#### Written problem
Quote the entries word for word. Omit the pictures.

#### Extracted data entries
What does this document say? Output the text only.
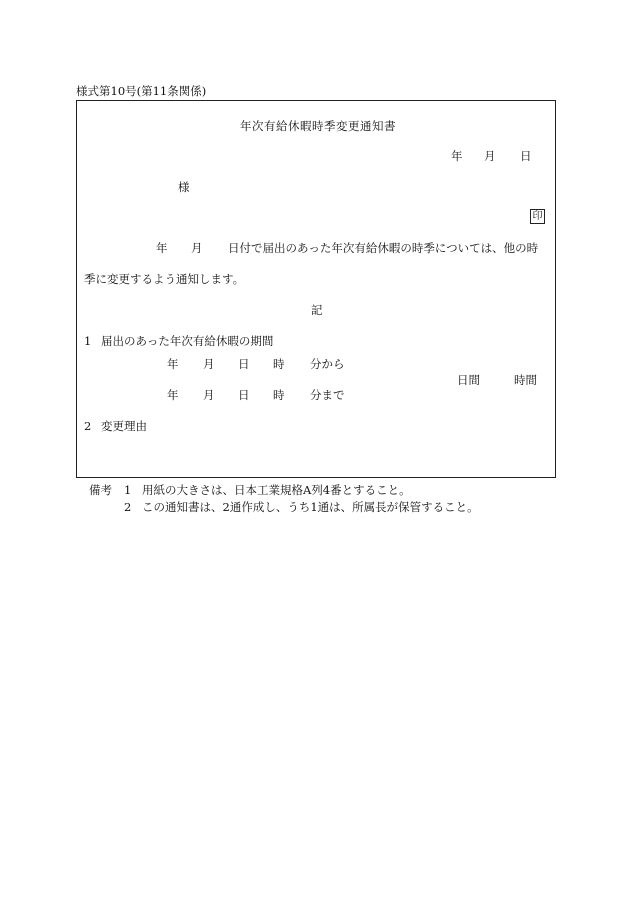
様式第10号(第11条関係)
年次有給休暇時季変更通知書
年 月 日
様
印
年 月 日付で届出のあった年次有給休暇の時季については、他の時
季に変更するよう通知します。
記
1 届出のあった年次有給休暇の期間
年 月 日 時 分から
日間	時間
年 月 日 時 分まで
2 変更理由
備考 1 用紙の大きさは、日本工業規格A列4番とすること。
2 この通知書は、2通作成し、うち1通は、所属長が保管すること。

#### The answer
What does this document say? Output the text only.
様式第10号(第11条関係)
年次有給休暇時季変更通知書
年 月 日
様
印
年 月 日付で届出のあった年次有給休暇の時季については、他の時
季に変更するよう通知します。
記
1 届出のあった年次有給休暇の期間
年 月 日 時 分から
日間	時間
年 月 日 時 分まで
2 変更理由
備考 1 用紙の大きさは、日本工業規格A列4番とすること。
2 この通知書は、2通作成し、うち1通は、所属長が保管すること。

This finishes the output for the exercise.